Will you transcribe all the entries word for word, skipping the pictures they hold?
==================================================
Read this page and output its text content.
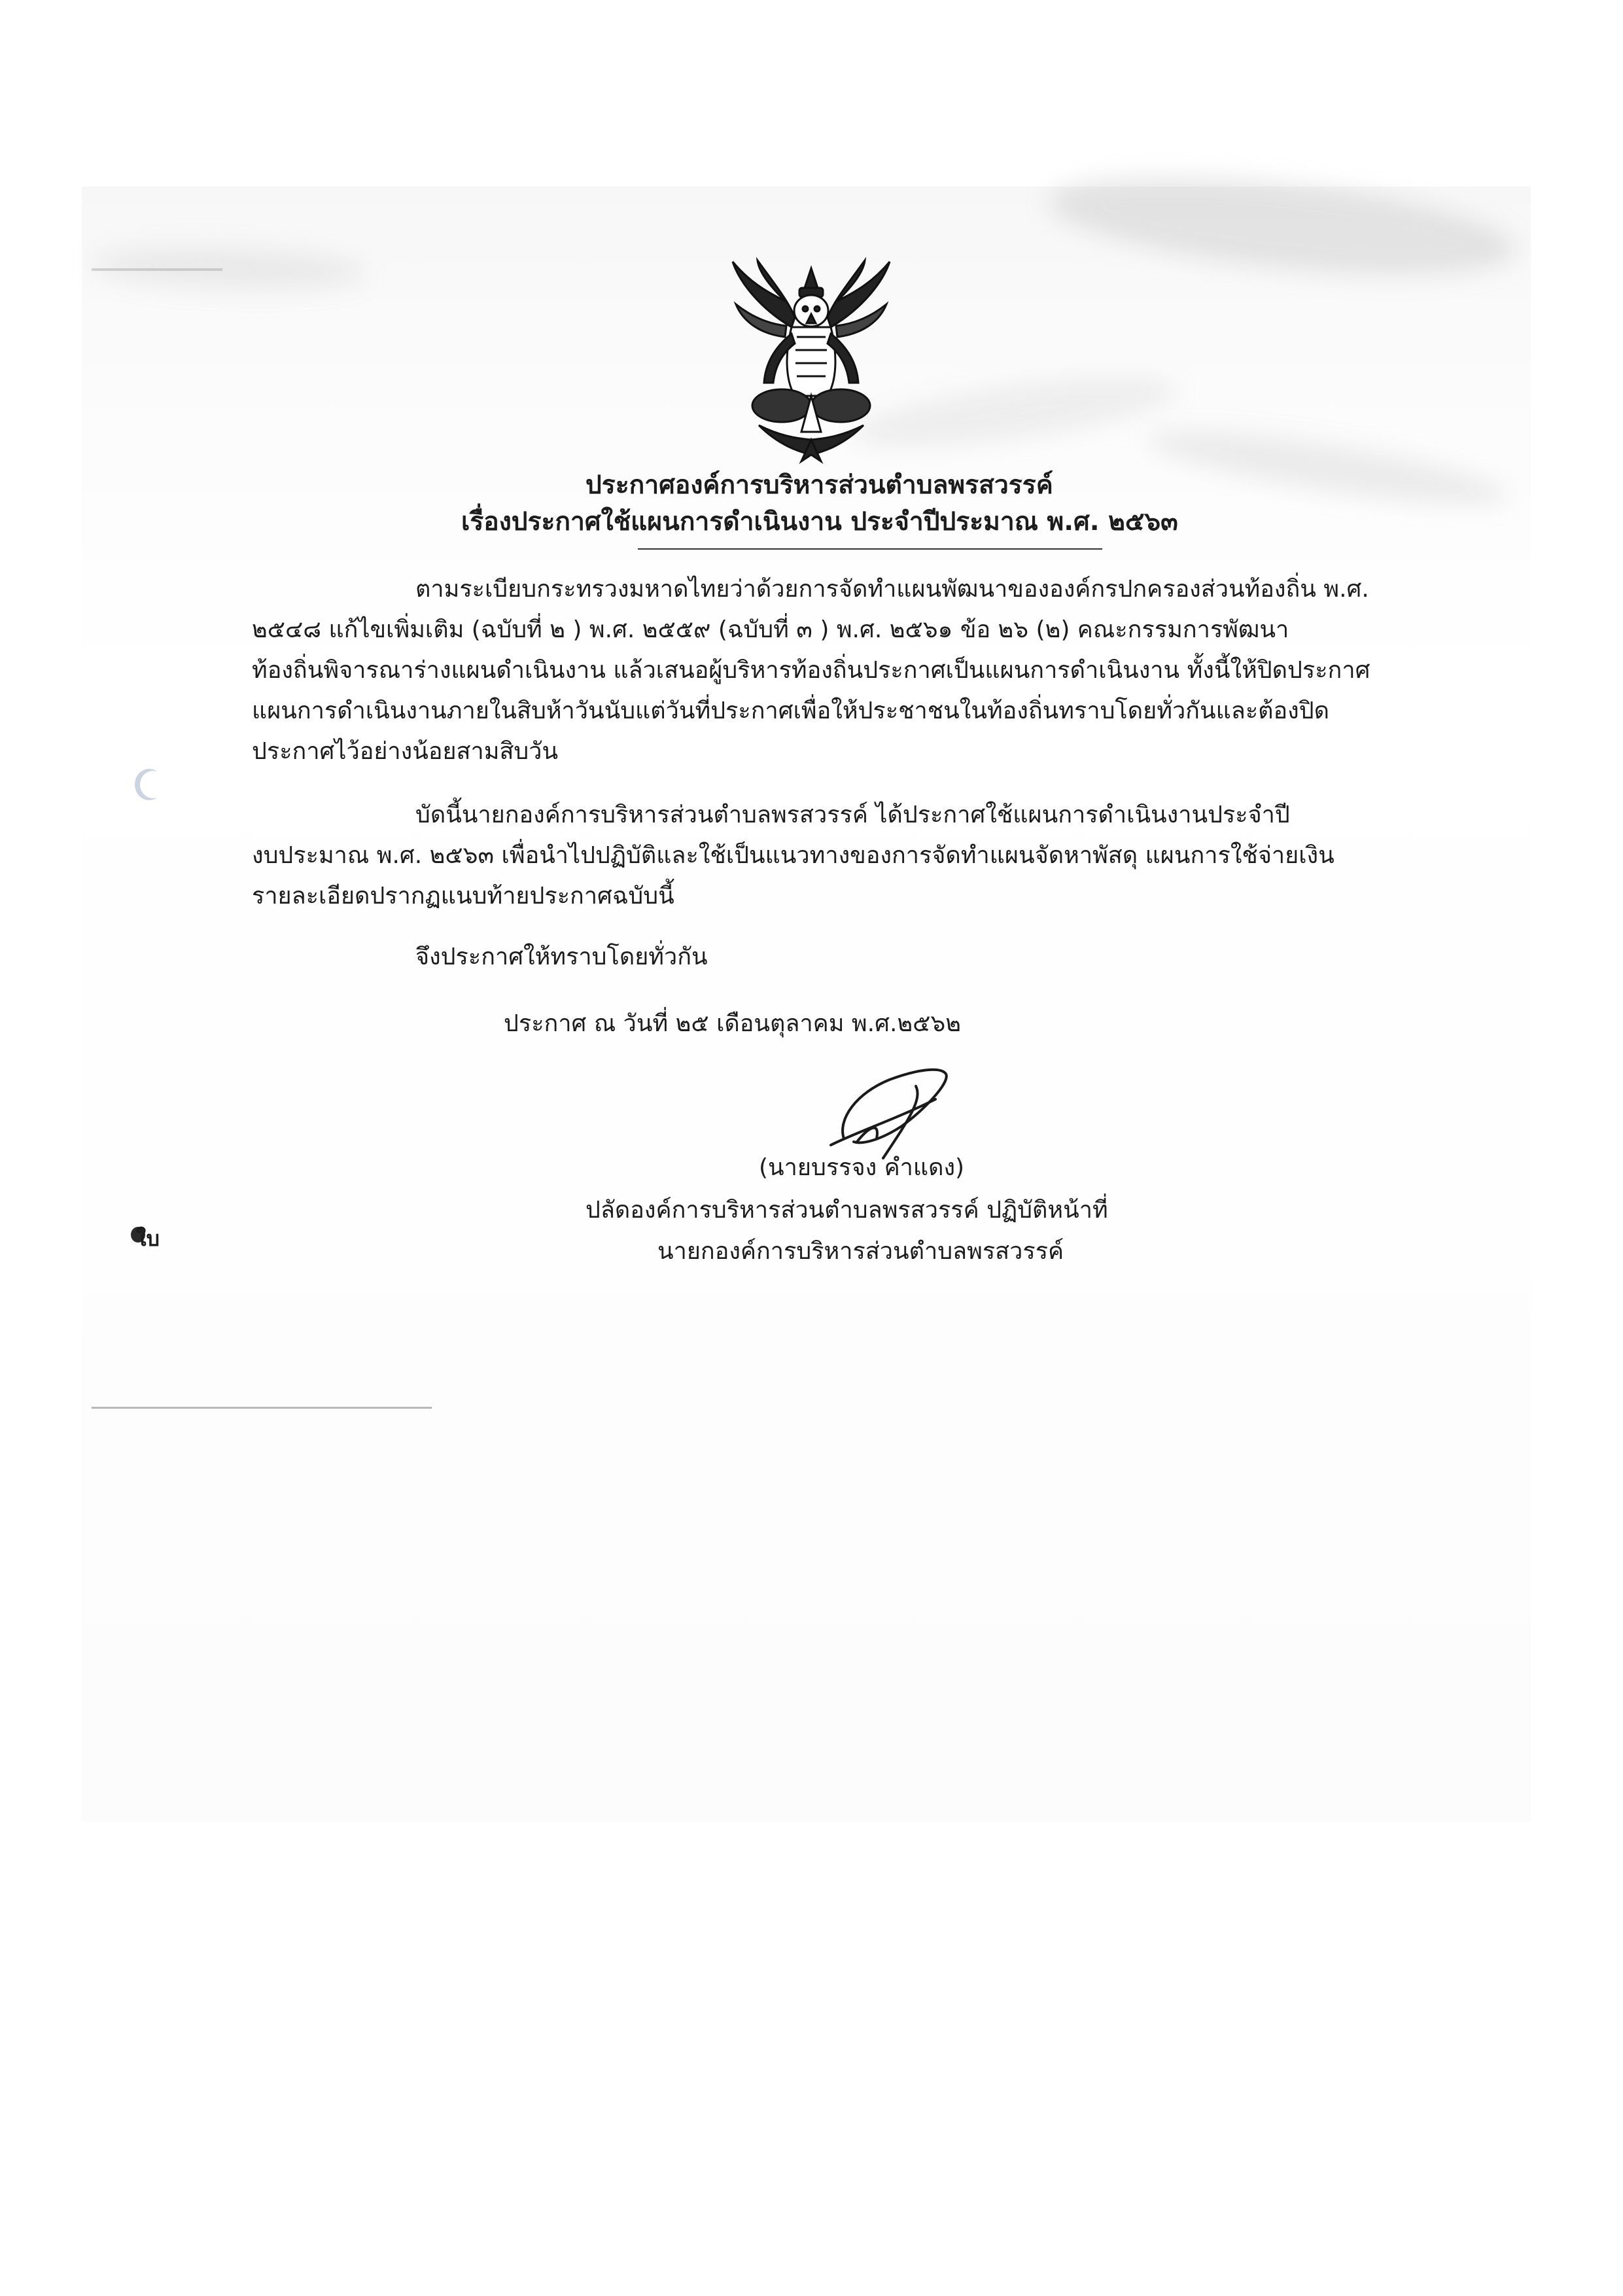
ประกาศองค์การบริหารส่วนตำบลพรสวรรค์
เรื่องประกาศใช้แผนการดำเนินงาน ประจำปีประมาณ พ.ศ. ๒๕๖๓
ตามระเบียบกระทรวงมหาดไทยว่าด้วยการจัดทำแผนพัฒนาขององค์กรปกครองส่วนท้องถิ่น พ.ศ.
๒๕๔๘ แก้ไขเพิ่มเติม (ฉบับที่ ๒ ) พ.ศ. ๒๕๕๙ (ฉบับที่ ๓ ) พ.ศ. ๒๕๖๑ ข้อ ๒๖ (๒) คณะกรรมการพัฒนา
ท้องถิ่นพิจารณาร่างแผนดำเนินงาน แล้วเสนอผู้บริหารท้องถิ่นประกาศเป็นแผนการดำเนินงาน ทั้งนี้ให้ปิดประกาศ
แผนการดำเนินงานภายในสิบห้าวันนับแต่วันที่ประกาศเพื่อให้ประชาชนในท้องถิ่นทราบโดยทั่วกันและต้องปิด
ประกาศไว้อย่างน้อยสามสิบวัน
บัดนี้นายกองค์การบริหารส่วนตำบลพรสวรรค์ ได้ประกาศใช้แผนการดำเนินงานประจำปี
งบประมาณ พ.ศ. ๒๕๖๓ เพื่อนำไปปฏิบัติและใช้เป็นแนวทางของการจัดทำแผนจัดหาพัสดุ แผนการใช้จ่ายเงิน
รายละเอียดปรากฏแนบท้ายประกาศฉบับนี้
จึงประกาศให้ทราบโดยทั่วกัน
ประกาศ ณ วันที่ ๒๕ เดือนตุลาคม พ.ศ.๒๕๖๒
(นายบรรจง คำแดง)
ปลัดองค์การบริหารส่วนตำบลพรสวรรค์ ปฏิบัติหน้าที่
นายกองค์การบริหารส่วนตำบลพรสวรรค์
ใบ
==================================================
## Final result
Read this page and output its text content.
ประกาศองค์การบริหารส่วนตำบลพรสวรรค์
เรื่องประกาศใช้แผนการดำเนินงาน ประจำปีประมาณ พ.ศ. ๒๕๖๓
ตามระเบียบกระทรวงมหาดไทยว่าด้วยการจัดทำแผนพัฒนาขององค์กรปกครองส่วนท้องถิ่น พ.ศ.
๒๕๔๘ แก้ไขเพิ่มเติม (ฉบับที่ ๒ ) พ.ศ. ๒๕๕๙ (ฉบับที่ ๓ ) พ.ศ. ๒๕๖๑ ข้อ ๒๖ (๒) คณะกรรมการพัฒนา
ท้องถิ่นพิจารณาร่างแผนดำเนินงาน แล้วเสนอผู้บริหารท้องถิ่นประกาศเป็นแผนการดำเนินงาน ทั้งนี้ให้ปิดประกาศ
แผนการดำเนินงานภายในสิบห้าวันนับแต่วันที่ประกาศเพื่อให้ประชาชนในท้องถิ่นทราบโดยทั่วกันและต้องปิด
ประกาศไว้อย่างน้อยสามสิบวัน
บัดนี้นายกองค์การบริหารส่วนตำบลพรสวรรค์ ได้ประกาศใช้แผนการดำเนินงานประจำปี
งบประมาณ พ.ศ. ๒๕๖๓ เพื่อนำไปปฏิบัติและใช้เป็นแนวทางของการจัดทำแผนจัดหาพัสดุ แผนการใช้จ่ายเงิน
รายละเอียดปรากฏแนบท้ายประกาศฉบับนี้
จึงประกาศให้ทราบโดยทั่วกัน
ประกาศ ณ วันที่ ๒๕ เดือนตุลาคม พ.ศ.๒๕๖๒
(นายบรรจง คำแดง)
ปลัดองค์การบริหารส่วนตำบลพรสวรรค์ ปฏิบัติหน้าที่
นายกองค์การบริหารส่วนตำบลพรสวรรค์
ใบ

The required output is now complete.